- _What the exercise asks_
Copy out the records below with every "boring-number" switched to "borehole-number", leaving everything else unchanged.

- _Data lines_
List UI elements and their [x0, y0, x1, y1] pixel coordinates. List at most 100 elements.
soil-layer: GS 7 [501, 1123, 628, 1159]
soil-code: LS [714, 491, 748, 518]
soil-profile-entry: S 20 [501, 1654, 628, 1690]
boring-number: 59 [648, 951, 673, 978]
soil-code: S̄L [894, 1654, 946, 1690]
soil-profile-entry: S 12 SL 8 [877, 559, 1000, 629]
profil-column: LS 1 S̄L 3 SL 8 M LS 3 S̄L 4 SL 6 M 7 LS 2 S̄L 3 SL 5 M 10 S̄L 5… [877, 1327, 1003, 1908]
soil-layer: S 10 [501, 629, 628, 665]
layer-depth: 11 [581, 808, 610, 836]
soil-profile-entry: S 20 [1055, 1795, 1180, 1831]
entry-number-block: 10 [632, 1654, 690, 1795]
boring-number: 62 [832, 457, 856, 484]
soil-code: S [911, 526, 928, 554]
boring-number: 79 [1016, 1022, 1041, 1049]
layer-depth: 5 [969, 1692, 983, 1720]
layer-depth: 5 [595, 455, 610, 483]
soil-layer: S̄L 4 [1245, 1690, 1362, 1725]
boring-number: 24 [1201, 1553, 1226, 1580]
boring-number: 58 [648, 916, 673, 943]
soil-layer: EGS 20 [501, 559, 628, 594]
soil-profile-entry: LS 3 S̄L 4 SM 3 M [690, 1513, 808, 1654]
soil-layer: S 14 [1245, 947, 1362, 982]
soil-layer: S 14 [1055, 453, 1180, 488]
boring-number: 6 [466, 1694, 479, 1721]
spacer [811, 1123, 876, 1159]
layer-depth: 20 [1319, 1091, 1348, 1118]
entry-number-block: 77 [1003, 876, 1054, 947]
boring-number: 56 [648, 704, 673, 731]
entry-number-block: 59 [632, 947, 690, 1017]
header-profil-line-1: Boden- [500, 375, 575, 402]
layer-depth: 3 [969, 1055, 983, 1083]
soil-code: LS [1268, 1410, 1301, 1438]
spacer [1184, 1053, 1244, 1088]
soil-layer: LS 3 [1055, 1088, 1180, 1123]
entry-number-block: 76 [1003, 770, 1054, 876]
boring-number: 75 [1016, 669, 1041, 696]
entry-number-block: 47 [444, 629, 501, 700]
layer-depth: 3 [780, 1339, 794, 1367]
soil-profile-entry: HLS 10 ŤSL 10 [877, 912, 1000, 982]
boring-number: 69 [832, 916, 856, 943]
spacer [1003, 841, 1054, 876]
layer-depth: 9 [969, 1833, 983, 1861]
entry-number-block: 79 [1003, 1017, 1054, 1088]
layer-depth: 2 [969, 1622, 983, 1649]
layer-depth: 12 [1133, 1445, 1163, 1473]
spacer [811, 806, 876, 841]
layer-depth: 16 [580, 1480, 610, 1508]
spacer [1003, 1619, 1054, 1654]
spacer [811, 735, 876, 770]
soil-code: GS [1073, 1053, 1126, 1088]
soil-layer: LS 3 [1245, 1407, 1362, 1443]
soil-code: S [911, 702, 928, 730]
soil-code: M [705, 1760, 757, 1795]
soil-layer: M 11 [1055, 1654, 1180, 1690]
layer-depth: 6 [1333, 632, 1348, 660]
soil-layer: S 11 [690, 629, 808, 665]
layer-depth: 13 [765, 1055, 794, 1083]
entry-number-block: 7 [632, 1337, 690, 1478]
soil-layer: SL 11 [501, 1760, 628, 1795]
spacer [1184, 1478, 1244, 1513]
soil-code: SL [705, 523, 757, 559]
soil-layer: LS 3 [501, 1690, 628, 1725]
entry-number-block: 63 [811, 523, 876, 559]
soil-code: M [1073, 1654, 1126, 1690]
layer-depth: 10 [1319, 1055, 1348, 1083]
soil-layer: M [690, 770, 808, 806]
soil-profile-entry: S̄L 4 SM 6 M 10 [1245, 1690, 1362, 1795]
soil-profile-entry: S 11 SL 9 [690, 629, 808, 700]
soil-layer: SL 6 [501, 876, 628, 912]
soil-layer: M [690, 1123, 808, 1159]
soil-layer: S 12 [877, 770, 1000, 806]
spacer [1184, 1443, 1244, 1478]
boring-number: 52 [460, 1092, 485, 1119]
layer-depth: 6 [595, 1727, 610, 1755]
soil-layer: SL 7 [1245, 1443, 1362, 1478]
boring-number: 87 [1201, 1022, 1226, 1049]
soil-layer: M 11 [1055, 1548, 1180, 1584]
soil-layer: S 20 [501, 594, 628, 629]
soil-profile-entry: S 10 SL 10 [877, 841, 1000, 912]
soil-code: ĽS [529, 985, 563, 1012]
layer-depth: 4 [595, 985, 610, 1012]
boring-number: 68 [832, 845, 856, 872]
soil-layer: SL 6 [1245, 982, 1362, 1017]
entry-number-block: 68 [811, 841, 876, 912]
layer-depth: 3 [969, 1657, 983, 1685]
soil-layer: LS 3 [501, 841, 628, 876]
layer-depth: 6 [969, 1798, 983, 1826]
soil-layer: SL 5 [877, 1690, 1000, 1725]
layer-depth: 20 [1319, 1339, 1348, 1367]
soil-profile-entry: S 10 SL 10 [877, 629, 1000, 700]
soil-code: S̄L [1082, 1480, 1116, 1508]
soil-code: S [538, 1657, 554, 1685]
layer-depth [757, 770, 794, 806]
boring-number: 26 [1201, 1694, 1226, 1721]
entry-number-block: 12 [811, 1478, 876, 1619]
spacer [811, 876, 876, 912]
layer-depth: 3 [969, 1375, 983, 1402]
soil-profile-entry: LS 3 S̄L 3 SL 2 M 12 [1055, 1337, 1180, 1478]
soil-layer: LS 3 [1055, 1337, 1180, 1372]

- _Solution_
List UI elements and their [x0, y0, x1, y1] pixel coordinates. List at most 100 elements.
soil-layer: GS 7 [501, 1123, 628, 1159]
soil-code: LS [714, 491, 748, 518]
soil-profile-entry: S 20 [501, 1654, 628, 1690]
borehole-number: 59 [648, 951, 673, 978]
soil-code: S̄L [894, 1654, 946, 1690]
soil-profile-entry: S 12 SL 8 [877, 559, 1000, 629]
profil-column: LS 1 S̄L 3 SL 8 M LS 3 S̄L 4 SL 6 M 7 LS 2 S̄L 3 SL 5 M 10 S̄L 5… [877, 1327, 1003, 1908]
soil-layer: S 10 [501, 629, 628, 665]
layer-depth: 11 [581, 808, 610, 836]
soil-profile-entry: S 20 [1055, 1795, 1180, 1831]
entry-number-block: 10 [632, 1654, 690, 1795]
borehole-number: 62 [832, 457, 856, 484]
soil-code: S [911, 526, 928, 554]
borehole-number: 79 [1016, 1022, 1041, 1049]
layer-depth: 5 [969, 1692, 983, 1720]
layer-depth: 5 [595, 455, 610, 483]
soil-layer: S̄L 4 [1245, 1690, 1362, 1725]
borehole-number: 24 [1201, 1553, 1226, 1580]
borehole-number: 58 [648, 916, 673, 943]
soil-layer: EGS 20 [501, 559, 628, 594]
soil-profile-entry: LS 3 S̄L 4 SM 3 M [690, 1513, 808, 1654]
soil-layer: S 14 [1245, 947, 1362, 982]
soil-layer: S 14 [1055, 453, 1180, 488]
borehole-number: 6 [466, 1694, 479, 1721]
spacer [811, 1123, 876, 1159]
layer-depth: 20 [1319, 1091, 1348, 1118]
entry-number-block: 77 [1003, 876, 1054, 947]
borehole-number: 56 [648, 704, 673, 731]
entry-number-block: 59 [632, 947, 690, 1017]
header-profil-line-1: Boden- [500, 375, 575, 402]
layer-depth: 3 [969, 1055, 983, 1083]
soil-code: LS [1268, 1410, 1301, 1438]
spacer [1184, 1053, 1244, 1088]
soil-layer: LS 3 [1055, 1088, 1180, 1123]
entry-number-block: 76 [1003, 770, 1054, 876]
borehole-number: 75 [1016, 669, 1041, 696]
entry-number-block: 47 [444, 629, 501, 700]
layer-depth: 3 [780, 1339, 794, 1367]
soil-profile-entry: HLS 10 ŤSL 10 [877, 912, 1000, 982]
borehole-number: 69 [832, 916, 856, 943]
spacer [1003, 841, 1054, 876]
layer-depth: 9 [969, 1833, 983, 1861]
entry-number-block: 79 [1003, 1017, 1054, 1088]
layer-depth: 2 [969, 1622, 983, 1649]
layer-depth: 12 [1133, 1445, 1163, 1473]
spacer [811, 806, 876, 841]
layer-depth: 16 [580, 1480, 610, 1508]
spacer [1003, 1619, 1054, 1654]
spacer [811, 735, 876, 770]
soil-code: GS [1073, 1053, 1126, 1088]
soil-layer: LS 3 [1245, 1407, 1362, 1443]
soil-code: S [911, 702, 928, 730]
soil-code: M [705, 1760, 757, 1795]
soil-layer: M 11 [1055, 1654, 1180, 1690]
layer-depth: 6 [1333, 632, 1348, 660]
soil-layer: S 11 [690, 629, 808, 665]
layer-depth: 13 [765, 1055, 794, 1083]
entry-number-block: 7 [632, 1337, 690, 1478]
soil-layer: SL 11 [501, 1760, 628, 1795]
spacer [1184, 1478, 1244, 1513]
soil-code: SL [705, 523, 757, 559]
soil-layer: LS 3 [501, 1690, 628, 1725]
entry-number-block: 63 [811, 523, 876, 559]
soil-code: M [1073, 1654, 1126, 1690]
layer-depth: 10 [1319, 1055, 1348, 1083]
soil-layer: M [690, 770, 808, 806]
soil-profile-entry: S̄L 4 SM 6 M 10 [1245, 1690, 1362, 1795]
soil-profile-entry: S 11 SL 9 [690, 629, 808, 700]
soil-layer: SL 6 [501, 876, 628, 912]
soil-layer: M [690, 1123, 808, 1159]
soil-layer: S 12 [877, 770, 1000, 806]
spacer [1184, 1443, 1244, 1478]
borehole-number: 52 [460, 1092, 485, 1119]
layer-depth: 6 [595, 1727, 610, 1755]
soil-layer: SL 7 [1245, 1443, 1362, 1478]
borehole-number: 87 [1201, 1022, 1226, 1049]
soil-layer: M 11 [1055, 1548, 1180, 1584]
soil-layer: S 20 [501, 594, 628, 629]
soil-profile-entry: S 10 SL 10 [877, 841, 1000, 912]
soil-code: ĽS [529, 985, 563, 1012]
layer-depth: 4 [595, 985, 610, 1012]
borehole-number: 68 [832, 845, 856, 872]
soil-layer: SL 6 [1245, 982, 1362, 1017]
entry-number-block: 68 [811, 841, 876, 912]
layer-depth: 3 [969, 1657, 983, 1685]
soil-layer: LS 3 [501, 841, 628, 876]
layer-depth: 6 [969, 1798, 983, 1826]
soil-layer: SL 5 [877, 1690, 1000, 1725]
layer-depth: 20 [1319, 1339, 1348, 1367]
soil-profile-entry: S 10 SL 10 [877, 629, 1000, 700]
soil-code: S̄L [1082, 1480, 1116, 1508]
soil-code: S [538, 1657, 554, 1685]
layer-depth [757, 770, 794, 806]
borehole-number: 26 [1201, 1694, 1226, 1721]
entry-number-block: 12 [811, 1478, 876, 1619]
spacer [811, 876, 876, 912]
layer-depth: 3 [969, 1375, 983, 1402]
soil-profile-entry: LS 3 S̄L 3 SL 2 M 12 [1055, 1337, 1180, 1478]
soil-layer: LS 3 [1055, 1337, 1180, 1372]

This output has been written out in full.